To-do list ::
A – In the thread about extending struct.unpack, what does the CornuCopyBuffer class wrap?
B – Using the thread about extending struct.unpack, mark each statement yes or no, and quote the words of the thread that decide it: (i) James Edwards's production function originally supported file seeking; (ii) the value returned from .take is typically a bytes object; (iii) someone has requested changes to iter_unpack().

====== Extract provided

What is behavior of unpack_from(fp, offset=120)?
I don't know. What does the "offset" parameter do, and who requested it? I didn't, and neither did the OP Drew Warwick. James Edwards wrote that he too uses a similar function in production, one which originally did support file seeking, but they took it out. If you are suggesting an offset parameter to the unpack() function, it is up to you to propose what meaning it will have and justify why it should be part of unpack's API. Until then, YAGNI.
Should iter_unpack() read the whole buffer from file into a memory before emitting a first value?
Nobody has requested any changes to iter_unpack(). -- Steve

On 26Dec2018 12:18, Andrew Svetlov <andrew.svetlov@gmail.com> wrote:
Oh, it is better than that. At the low level, even blocking streams can return short reads - particularly serial streams like ttys and TCP connections.
And this is why I, personally, think augumenting struct.unpack and json.read and a myriad of other arbitrary methods to accept both file-like things and bytes is an open ended can of worms. And it is why I wrote myself my CornuCopyBuffer class (see my other post in this thread). Its entire purpose is to wrap an iterable of bytes-like objects and do all that work via convenient methods. And which has factory methods to make these from files or other common things. Given a CornuCopyBuffer `bfr`: S = struct('spec-here...') sbuf = bfr.take(S.size) result = S.unpack(sbuf) Under the covers `bfr` take care of short "reads" (iteraion values) etc in the underlying iterable. The return from .take is typically a memoryview from `bfr`'s internal buffer - it is _always_ exactly `size` bytes long if you don't pass short_ok=True, or it raises an exception. And so on. The point here is: make a class to get what you actually need, and _don't_ stuff variable and hard to agree on extra semantics inside multiple basic utility classes like struct. For myself, the CornuCopyBuffer is now my universal interface to byte streams (binary files, TCP connections, whatever) which need binary parsing, and it has the methods and internal logic to provide that, including presenting a simple read only file-like interface with read and seek-forward, should I need to pass it to a file-expecting object. Do it _once_, and don't megacomplicatise all the existing utility classes. Cheers, Cameron Simpson <cs@cskk.id.au>

And this is why I, personally, think augumenting struct.unpack and json.read and a myriad of other arbitrary methods to accept both file-like things and bytes is an open ended can of worms.

============
====== Data

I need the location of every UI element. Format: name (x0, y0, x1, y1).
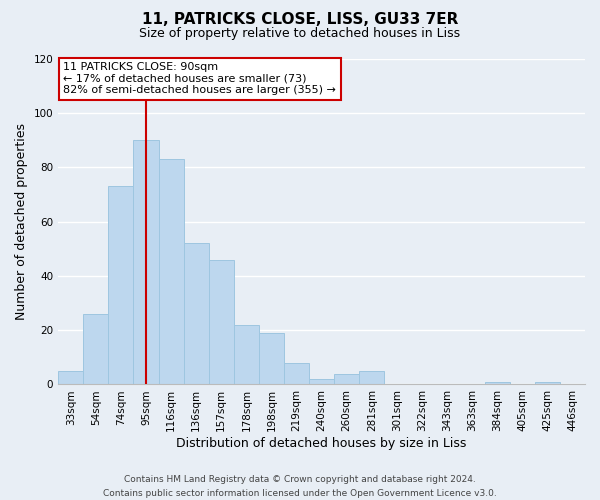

============

Solution set ::
A – An iterable of bytes-like objects.

B –
(i) Yes: "one which originally did support file seeking, but they took it out."
(ii) No: "The return from .take is typically a memoryview from `bfr`'s internal buffer"
(iii) No: "Nobody has requested any changes to iter_unpack()."